• DIRECTIONS: Pick out every line in the data below that holds "selected".

Data extracted from a collection
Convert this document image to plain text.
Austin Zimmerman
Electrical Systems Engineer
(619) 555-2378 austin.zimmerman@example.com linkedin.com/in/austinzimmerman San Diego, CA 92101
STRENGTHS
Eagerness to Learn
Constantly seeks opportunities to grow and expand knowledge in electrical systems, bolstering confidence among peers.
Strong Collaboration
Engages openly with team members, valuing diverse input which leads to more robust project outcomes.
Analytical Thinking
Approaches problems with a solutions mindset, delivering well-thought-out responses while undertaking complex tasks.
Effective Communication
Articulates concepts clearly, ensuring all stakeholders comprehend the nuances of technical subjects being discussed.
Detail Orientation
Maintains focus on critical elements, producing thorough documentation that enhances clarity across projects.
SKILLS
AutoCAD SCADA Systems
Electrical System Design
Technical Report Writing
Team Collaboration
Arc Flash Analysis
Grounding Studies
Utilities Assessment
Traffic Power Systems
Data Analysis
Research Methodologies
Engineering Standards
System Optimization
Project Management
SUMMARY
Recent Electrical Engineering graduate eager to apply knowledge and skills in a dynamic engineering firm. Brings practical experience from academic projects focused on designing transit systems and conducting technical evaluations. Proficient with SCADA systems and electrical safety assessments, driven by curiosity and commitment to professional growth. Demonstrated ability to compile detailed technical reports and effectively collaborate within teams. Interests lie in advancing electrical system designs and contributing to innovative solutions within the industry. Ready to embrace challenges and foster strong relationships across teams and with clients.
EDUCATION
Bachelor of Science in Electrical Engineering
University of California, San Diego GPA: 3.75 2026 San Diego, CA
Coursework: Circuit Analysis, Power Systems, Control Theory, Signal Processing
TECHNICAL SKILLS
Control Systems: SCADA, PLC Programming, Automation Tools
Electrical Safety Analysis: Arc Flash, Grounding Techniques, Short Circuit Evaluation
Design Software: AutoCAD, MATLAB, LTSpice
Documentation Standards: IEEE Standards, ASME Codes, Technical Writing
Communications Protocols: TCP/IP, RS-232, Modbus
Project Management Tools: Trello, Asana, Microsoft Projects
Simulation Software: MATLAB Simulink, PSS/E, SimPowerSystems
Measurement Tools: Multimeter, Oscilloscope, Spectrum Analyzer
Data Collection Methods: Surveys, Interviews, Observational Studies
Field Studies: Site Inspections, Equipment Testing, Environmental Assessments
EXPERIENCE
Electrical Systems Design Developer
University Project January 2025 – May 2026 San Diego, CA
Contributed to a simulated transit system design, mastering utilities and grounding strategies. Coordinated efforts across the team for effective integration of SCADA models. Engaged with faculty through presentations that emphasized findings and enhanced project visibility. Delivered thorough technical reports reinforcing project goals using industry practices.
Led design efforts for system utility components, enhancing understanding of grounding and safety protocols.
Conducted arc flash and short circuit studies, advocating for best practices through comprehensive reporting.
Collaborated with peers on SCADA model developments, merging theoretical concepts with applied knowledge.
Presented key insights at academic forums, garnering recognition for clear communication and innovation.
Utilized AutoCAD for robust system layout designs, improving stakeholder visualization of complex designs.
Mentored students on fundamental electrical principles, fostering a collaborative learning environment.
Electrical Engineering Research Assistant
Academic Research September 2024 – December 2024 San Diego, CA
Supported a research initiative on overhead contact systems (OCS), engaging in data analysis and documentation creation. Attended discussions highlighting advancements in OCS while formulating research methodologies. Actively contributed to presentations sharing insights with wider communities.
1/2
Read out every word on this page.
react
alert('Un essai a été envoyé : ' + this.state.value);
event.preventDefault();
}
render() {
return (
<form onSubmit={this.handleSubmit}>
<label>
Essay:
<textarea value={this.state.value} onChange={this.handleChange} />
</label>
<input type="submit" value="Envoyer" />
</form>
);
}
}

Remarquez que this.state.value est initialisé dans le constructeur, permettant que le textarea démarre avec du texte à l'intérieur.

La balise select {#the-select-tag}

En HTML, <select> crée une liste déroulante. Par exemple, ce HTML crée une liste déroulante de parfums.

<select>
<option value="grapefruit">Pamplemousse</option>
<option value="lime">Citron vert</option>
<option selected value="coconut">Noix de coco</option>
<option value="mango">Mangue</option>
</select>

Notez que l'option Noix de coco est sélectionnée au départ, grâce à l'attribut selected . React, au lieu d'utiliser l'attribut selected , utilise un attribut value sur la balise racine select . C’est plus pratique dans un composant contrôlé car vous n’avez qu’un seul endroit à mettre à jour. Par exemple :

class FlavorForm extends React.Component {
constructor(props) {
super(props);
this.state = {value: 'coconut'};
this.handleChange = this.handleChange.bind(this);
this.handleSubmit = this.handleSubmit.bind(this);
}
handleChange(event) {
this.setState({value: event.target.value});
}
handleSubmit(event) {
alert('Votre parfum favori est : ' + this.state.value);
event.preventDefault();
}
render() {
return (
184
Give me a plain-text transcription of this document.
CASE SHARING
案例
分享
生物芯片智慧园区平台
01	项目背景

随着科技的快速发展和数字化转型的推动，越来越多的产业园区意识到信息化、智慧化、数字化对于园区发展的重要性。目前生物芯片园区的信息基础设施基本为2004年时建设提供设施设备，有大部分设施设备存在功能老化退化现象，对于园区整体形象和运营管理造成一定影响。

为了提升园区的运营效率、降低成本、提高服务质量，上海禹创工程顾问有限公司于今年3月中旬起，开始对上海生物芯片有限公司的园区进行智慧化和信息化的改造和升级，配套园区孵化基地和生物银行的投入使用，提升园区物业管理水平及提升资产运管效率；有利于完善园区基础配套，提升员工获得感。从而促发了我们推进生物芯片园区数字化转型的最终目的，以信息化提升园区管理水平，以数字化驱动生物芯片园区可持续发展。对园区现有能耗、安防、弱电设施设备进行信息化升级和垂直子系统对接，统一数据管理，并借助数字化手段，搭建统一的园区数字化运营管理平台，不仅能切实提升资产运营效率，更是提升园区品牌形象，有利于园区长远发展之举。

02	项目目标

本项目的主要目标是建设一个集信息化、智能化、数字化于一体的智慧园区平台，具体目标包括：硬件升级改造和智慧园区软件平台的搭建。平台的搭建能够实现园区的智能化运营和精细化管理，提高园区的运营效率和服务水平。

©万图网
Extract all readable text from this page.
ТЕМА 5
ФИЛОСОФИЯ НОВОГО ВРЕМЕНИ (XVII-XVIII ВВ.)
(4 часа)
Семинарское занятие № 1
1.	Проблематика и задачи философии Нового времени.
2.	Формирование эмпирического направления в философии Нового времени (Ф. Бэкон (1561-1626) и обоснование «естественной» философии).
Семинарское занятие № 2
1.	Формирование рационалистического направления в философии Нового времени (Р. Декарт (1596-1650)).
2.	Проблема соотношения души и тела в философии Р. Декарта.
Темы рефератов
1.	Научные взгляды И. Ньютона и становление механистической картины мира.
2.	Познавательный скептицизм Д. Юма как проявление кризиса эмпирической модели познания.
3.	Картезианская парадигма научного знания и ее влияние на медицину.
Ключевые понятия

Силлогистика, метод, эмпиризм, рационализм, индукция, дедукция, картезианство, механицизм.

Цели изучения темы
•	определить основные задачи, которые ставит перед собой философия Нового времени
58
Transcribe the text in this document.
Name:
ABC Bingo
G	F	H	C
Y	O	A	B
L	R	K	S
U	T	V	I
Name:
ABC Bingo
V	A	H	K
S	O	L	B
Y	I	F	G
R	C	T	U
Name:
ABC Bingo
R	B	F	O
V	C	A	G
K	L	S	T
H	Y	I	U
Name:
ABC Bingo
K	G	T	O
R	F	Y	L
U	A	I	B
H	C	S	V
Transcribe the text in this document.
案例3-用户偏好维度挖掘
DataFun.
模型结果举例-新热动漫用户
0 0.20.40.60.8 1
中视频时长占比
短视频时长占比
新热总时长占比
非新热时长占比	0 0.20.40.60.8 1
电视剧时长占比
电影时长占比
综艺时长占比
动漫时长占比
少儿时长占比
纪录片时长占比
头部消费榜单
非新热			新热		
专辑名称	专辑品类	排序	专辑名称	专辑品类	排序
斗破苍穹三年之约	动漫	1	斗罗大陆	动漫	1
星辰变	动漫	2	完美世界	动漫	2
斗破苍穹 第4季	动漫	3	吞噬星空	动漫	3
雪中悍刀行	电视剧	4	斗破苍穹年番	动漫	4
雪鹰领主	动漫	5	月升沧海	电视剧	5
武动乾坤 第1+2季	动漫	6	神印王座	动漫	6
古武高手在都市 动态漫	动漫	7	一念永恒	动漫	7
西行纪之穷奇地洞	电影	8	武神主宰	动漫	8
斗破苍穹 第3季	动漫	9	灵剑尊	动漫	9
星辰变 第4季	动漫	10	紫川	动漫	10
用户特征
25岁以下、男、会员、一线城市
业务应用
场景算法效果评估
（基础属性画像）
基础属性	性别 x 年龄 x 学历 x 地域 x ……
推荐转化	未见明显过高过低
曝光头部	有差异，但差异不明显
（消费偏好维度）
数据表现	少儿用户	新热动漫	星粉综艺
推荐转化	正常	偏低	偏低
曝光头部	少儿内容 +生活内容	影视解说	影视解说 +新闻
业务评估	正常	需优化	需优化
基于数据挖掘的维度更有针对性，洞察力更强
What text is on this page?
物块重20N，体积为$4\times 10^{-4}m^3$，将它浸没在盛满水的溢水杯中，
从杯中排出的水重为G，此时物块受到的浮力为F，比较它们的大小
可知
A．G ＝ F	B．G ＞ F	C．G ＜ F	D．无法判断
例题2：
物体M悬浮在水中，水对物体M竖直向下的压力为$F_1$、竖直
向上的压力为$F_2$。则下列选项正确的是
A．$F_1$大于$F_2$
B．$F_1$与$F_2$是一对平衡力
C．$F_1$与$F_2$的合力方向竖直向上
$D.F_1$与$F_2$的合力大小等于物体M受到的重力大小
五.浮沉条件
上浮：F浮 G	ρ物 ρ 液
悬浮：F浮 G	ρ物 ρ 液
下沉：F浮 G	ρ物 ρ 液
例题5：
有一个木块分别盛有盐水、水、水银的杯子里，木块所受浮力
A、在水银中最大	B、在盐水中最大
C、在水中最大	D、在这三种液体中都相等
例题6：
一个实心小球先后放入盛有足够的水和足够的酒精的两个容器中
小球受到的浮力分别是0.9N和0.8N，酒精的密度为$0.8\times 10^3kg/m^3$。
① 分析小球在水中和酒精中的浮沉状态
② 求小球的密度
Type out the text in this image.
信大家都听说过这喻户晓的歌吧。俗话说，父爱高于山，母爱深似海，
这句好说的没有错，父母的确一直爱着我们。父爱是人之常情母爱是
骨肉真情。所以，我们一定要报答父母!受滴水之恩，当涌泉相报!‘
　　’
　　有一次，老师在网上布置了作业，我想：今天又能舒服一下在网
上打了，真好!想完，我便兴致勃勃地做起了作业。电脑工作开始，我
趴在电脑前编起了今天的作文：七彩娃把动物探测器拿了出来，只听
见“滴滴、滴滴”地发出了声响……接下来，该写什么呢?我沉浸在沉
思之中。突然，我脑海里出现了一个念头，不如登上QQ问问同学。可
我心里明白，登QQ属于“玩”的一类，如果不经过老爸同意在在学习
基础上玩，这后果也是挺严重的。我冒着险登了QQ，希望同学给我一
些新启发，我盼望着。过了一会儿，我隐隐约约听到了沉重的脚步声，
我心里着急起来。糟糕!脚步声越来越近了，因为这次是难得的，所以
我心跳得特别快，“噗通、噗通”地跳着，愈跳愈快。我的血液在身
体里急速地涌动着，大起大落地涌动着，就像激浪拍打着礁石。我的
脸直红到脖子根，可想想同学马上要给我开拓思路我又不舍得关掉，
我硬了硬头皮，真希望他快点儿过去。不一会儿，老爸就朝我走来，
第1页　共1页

• SOLUTION:
<option selected value="coconut">Noix de coco</option>
Notez que l'option Noix de coco est sélectionnée au départ, grâce à l'attribut selected . React, au lieu d'utiliser l'attribut selected , utilise un attribut value sur la balise racine select . C’est plus pratique dans un composant contrôlé car vous n’avez qu’un seul endroit à mettre à jour. Par exemple :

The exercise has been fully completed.